Desdobramentos divulgados nesta terça-feira (4) pela investigação sobre a morte de uma adolescente de 13 anos, encontrada sem vida em 22 de julho em Naviraí (MS), revelaram que o caso possui ligação com grupos extremistas virtuais. Segundo as forças de segurança, foram identificados diversos símbolos neonazistas e de supremacia branca relacionados à incitação do autoextermínio da jovem.
Diante das provas, a Polícia Civil de Mato Grosso do Sul, por meio da Delegacia Especializada de Proteção à Criança e ao Adolescente (Depca), em ação conjunta com o Laboratório de Operações Cibernéticas (Ciberlab/Senasp/MJSP), deflagrou a Operação Lívia.
As equipes cumpriram simultaneamente mandados judiciais em cinco estados brasileiros:
- Mato Grosso do Sul: Busca e apreensão;
- Rio de Janeiro: Busca e apreensão;
- Minas Gerais: Busca e apreensão (dois alvos);
- Ceará: Busca e apreensão;
- Pará: Cumprimento de mandado de prisão preventiva contra um jovem de 18 anos.
Ao todo, a ação contabilizou a execução de seis mandados de busca e apreensão, cinco de internação de adolescentes e uma prisão preventiva.
Relembre o caso
No dia 22 de julho, por volta das 6h, a adolescente de 13 anos foi encontrada sem vida na varanda da residência da família por sua mãe e pelo padrasto, no município de Naviraí.
Após a tragédia, a perícia e os investigadores analisaram mensagens mantidas em grupos de aplicativos de conversa dos quais a vítima participava. O material revelou uma rede de atuação voltada ao aliciamento, à manipulação psicológica e à incitação ao autoextermínio promovidos por grupos de extremismo ideológico na internet.

_ _ _ _

- Conjunto de tarefas
A. Reescreva o trecho de origem de "Desdobramentos divulgados nesta" a "a Operação Lívia.", trocando "Operação Lívia" por "operação policial".
B. Liste todos os estados brasileiros em que, segundo o trecho de origem, as equipes cumpriram mandados judiciais.

_ _ _ _

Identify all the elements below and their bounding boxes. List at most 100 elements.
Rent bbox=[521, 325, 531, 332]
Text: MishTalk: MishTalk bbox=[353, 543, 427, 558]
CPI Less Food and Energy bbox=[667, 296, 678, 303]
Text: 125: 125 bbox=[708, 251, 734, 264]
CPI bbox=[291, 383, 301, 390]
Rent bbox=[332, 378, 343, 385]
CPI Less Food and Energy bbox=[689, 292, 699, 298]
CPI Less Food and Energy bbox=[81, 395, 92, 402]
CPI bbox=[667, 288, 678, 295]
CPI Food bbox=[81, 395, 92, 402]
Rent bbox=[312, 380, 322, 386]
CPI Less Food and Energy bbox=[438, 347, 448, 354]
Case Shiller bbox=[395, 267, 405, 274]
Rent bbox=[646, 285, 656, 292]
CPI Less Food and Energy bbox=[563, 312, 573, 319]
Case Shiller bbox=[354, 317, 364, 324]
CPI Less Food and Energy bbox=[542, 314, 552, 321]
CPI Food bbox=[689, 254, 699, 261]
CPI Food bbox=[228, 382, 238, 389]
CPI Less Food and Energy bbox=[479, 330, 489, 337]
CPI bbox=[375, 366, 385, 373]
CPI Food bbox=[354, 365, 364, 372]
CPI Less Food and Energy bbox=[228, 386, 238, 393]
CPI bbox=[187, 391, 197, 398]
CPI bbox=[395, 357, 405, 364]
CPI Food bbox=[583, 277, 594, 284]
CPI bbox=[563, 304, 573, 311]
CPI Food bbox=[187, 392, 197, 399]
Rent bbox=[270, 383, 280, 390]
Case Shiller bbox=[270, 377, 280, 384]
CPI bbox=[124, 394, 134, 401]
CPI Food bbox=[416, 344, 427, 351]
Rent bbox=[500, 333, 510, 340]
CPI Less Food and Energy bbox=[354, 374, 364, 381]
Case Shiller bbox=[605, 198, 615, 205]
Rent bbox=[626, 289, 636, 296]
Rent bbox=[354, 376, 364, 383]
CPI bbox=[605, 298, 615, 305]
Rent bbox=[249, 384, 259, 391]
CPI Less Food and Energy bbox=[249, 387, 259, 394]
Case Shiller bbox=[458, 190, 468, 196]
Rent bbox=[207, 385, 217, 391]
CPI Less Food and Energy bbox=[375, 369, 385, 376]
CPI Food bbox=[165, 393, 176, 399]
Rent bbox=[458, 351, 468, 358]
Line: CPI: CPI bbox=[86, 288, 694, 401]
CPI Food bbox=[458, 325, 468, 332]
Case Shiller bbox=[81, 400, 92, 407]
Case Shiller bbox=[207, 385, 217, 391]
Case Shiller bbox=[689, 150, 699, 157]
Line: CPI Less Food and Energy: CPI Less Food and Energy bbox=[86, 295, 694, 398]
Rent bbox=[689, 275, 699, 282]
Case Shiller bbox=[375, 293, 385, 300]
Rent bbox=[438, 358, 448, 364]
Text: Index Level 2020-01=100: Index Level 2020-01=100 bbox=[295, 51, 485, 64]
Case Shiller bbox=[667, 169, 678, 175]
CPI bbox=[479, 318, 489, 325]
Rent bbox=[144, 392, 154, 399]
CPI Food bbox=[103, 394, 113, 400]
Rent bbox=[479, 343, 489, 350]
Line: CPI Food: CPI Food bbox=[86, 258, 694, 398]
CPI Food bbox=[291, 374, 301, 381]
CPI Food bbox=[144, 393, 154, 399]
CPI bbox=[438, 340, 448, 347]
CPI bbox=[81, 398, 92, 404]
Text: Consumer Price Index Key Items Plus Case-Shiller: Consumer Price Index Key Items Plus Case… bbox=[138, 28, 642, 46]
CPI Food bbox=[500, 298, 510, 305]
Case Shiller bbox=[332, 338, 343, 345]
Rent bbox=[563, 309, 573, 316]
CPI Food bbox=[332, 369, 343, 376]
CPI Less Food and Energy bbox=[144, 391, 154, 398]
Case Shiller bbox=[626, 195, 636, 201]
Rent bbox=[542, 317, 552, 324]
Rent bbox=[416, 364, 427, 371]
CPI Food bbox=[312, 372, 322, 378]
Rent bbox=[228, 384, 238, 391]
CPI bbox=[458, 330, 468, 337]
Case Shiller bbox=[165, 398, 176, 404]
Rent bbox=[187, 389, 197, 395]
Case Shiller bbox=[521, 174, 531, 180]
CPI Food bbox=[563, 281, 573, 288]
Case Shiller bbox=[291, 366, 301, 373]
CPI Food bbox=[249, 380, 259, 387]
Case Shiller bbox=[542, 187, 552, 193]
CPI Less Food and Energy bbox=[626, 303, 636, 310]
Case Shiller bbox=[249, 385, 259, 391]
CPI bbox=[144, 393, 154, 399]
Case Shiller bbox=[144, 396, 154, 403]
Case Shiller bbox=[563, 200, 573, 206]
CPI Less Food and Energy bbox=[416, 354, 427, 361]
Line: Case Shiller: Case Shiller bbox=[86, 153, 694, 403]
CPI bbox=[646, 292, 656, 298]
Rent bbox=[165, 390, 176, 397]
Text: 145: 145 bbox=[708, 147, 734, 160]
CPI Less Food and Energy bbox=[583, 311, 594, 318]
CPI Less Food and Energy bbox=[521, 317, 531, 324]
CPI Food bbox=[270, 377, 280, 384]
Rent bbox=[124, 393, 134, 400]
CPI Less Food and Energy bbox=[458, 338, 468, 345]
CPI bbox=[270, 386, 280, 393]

_ _ _ _

- Respostas em ordem
A.
Desdobramentos divulgados nesta terça-feira (4) pela investigação sobre a morte de uma adolescente de 13 anos, encontrada sem vida em 22 de julho em Naviraí (MS), revelaram que o caso possui ligação com grupos extremistas virtuais. Segundo as forças de segurança, foram identificados diversos símbolos neonazistas e de supremacia branca relacionados à incitação do autoextermínio da jovem.
Diante das provas, a Polícia Civil de Mato Grosso do Sul, por meio da Delegacia Especializada de Proteção à Criança e ao Adolescente (Depca), em ação conjunta com o Laboratório de Operações Cibernéticas (Ciberlab/Senasp/MJSP), deflagrou a operação policial.

B. Mato Grosso do Sul, Rio de Janeiro, Minas Gerais, Ceará e Pará.